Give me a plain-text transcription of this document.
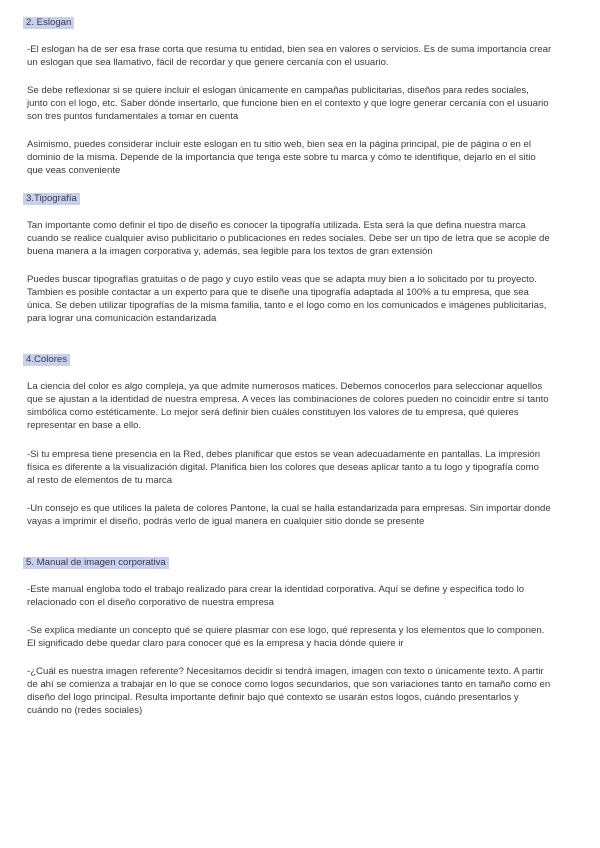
2. Eslogan

-El eslogan ha de ser esa frase corta que resuma tu entidad, bien sea en valores o servicios. Es de suma importancia crear
un eslogan que sea llamativo, fácil de recordar y que genere cercanía con el usuario.

Se debe reflexionar si se quiere incluir el eslogan únicamente en campañas publicitarias, diseños para redes sociales,
junto con el logo, etc. Saber dónde insertarlo, que funcione bien en el contexto y que logre generar cercanía con el usuario
son tres puntos fundamentales a tomar en cuenta

Asimismo, puedes considerar incluir este eslogan en tu sitio web, bien sea en la página principal, pie de página o en el
dominio de la misma. Depende de la importancia que tenga este sobre tu marca y cómo te identifique, dejarlo en el sitio
que veas conveniente

3.Tipografía

Tan importante como definir el tipo de diseño es conocer la tipografía utilizada. Esta será la que defina nuestra marca
cuando se realice cualquier aviso publicitario o publicaciones en redes sociales. Debe ser un tipo de letra que se acople de
buena manera a la imagen corporativa y, además, sea legible para los textos de gran extensión

Puedes buscar tipografías gratuitas o de pago y cuyo estilo veas que se adapta muy bien a lo solicitado por tu proyecto.
Tambien es posible contactar a un experto para que te diseñe una tipografía adaptada al 100% a tu empresa, que sea
única. Se deben utilizar tipografías de la misma familia, tanto e el logo como en los comunicados e imágenes publicitarias,
para lograr una comunicación estandarizada

4.Colores

La ciencia del color es algo compleja, ya que admite numerosos matices. Debemos conocerlos para seleccionar aquellos
que se ajustan a la identidad de nuestra empresa. A veces las combinaciones de colores pueden no coincidir entre sí tanto
simbólica como estéticamente. Lo mejor será definir bien cuáles constituyen los valores de tu empresa, qué quieres
representar en base a ello.

-Si tu empresa tiene presencia en la Red, debes planificar que estos se vean adecuadamente en pantallas. La impresión
física es diferente a la visualización digital. Planifica bien los colores que deseas aplicar tanto a tu logo y tipografía como
al resto de elementos de tu marca

-Un consejo es que utilices la paleta de colores Pantone, la cual se halla estandarizada para empresas. Sin importar donde
vayas a imprimir el diseño, podrás verlo de igual manera en cualquier sitio donde se presente

5. Manual de imagen corporativa

-Este manual engloba todo el trabajo realizado para crear la identidad corporativa. Aquí se define y especifica todo lo
relacionado con el diseño corporativo de nuestra empresa

-Se explica mediante un concepto qué se quiere plasmar con ese logo, qué representa y los elementos que lo componen.
El significado debe quedar claro para conocer qué es la empresa y hacia dónde quiere ir

-¿Cuál es nuestra imagen referente? Necesitamos decidir si tendrá imagen, imagen con texto o únicamente texto. A partir
de ahí se comienza a trabajar en lo que se conoce como logos secundarios, que son variaciones tanto en tamaño como en
diseño del logo principal. Resulta importante definir bajo qué contexto se usarán estos logos, cuándo presentarlos y
cuándo no (redes sociales)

========================================================================

* _Activity_
Copy the listing exactly but drop its images.

* _Response to this exercise_
Give me a plain-text transcription of this document.
2. Eslogan

-El eslogan ha de ser esa frase corta que resuma tu entidad, bien sea en valores o servicios. Es de suma importancia crear
un eslogan que sea llamativo, fácil de recordar y que genere cercanía con el usuario.

Se debe reflexionar si se quiere incluir el eslogan únicamente en campañas publicitarias, diseños para redes sociales,
junto con el logo, etc. Saber dónde insertarlo, que funcione bien en el contexto y que logre generar cercanía con el usuario
son tres puntos fundamentales a tomar en cuenta

Asimismo, puedes considerar incluir este eslogan en tu sitio web, bien sea en la página principal, pie de página o en el
dominio de la misma. Depende de la importancia que tenga este sobre tu marca y cómo te identifique, dejarlo en el sitio
que veas conveniente

3.Tipografía

Tan importante como definir el tipo de diseño es conocer la tipografía utilizada. Esta será la que defina nuestra marca
cuando se realice cualquier aviso publicitario o publicaciones en redes sociales. Debe ser un tipo de letra que se acople de
buena manera a la imagen corporativa y, además, sea legible para los textos de gran extensión

Puedes buscar tipografías gratuitas o de pago y cuyo estilo veas que se adapta muy bien a lo solicitado por tu proyecto.
Tambien es posible contactar a un experto para que te diseñe una tipografía adaptada al 100% a tu empresa, que sea
única. Se deben utilizar tipografías de la misma familia, tanto e el logo como en los comunicados e imágenes publicitarias,
para lograr una comunicación estandarizada

4.Colores

La ciencia del color es algo compleja, ya que admite numerosos matices. Debemos conocerlos para seleccionar aquellos
que se ajustan a la identidad de nuestra empresa. A veces las combinaciones de colores pueden no coincidir entre sí tanto
simbólica como estéticamente. Lo mejor será definir bien cuáles constituyen los valores de tu empresa, qué quieres
representar en base a ello.

-Si tu empresa tiene presencia en la Red, debes planificar que estos se vean adecuadamente en pantallas. La impresión
física es diferente a la visualización digital. Planifica bien los colores que deseas aplicar tanto a tu logo y tipografía como
al resto de elementos de tu marca

-Un consejo es que utilices la paleta de colores Pantone, la cual se halla estandarizada para empresas. Sin importar donde
vayas a imprimir el diseño, podrás verlo de igual manera en cualquier sitio donde se presente

5. Manual de imagen corporativa

-Este manual engloba todo el trabajo realizado para crear la identidad corporativa. Aquí se define y especifica todo lo
relacionado con el diseño corporativo de nuestra empresa

-Se explica mediante un concepto qué se quiere plasmar con ese logo, qué representa y los elementos que lo componen.
El significado debe quedar claro para conocer qué es la empresa y hacia dónde quiere ir

-¿Cuál es nuestra imagen referente? Necesitamos decidir si tendrá imagen, imagen con texto o únicamente texto. A partir
de ahí se comienza a trabajar en lo que se conoce como logos secundarios, que son variaciones tanto en tamaño como en
diseño del logo principal. Resulta importante definir bajo qué contexto se usarán estos logos, cuándo presentarlos y
cuándo no (redes sociales)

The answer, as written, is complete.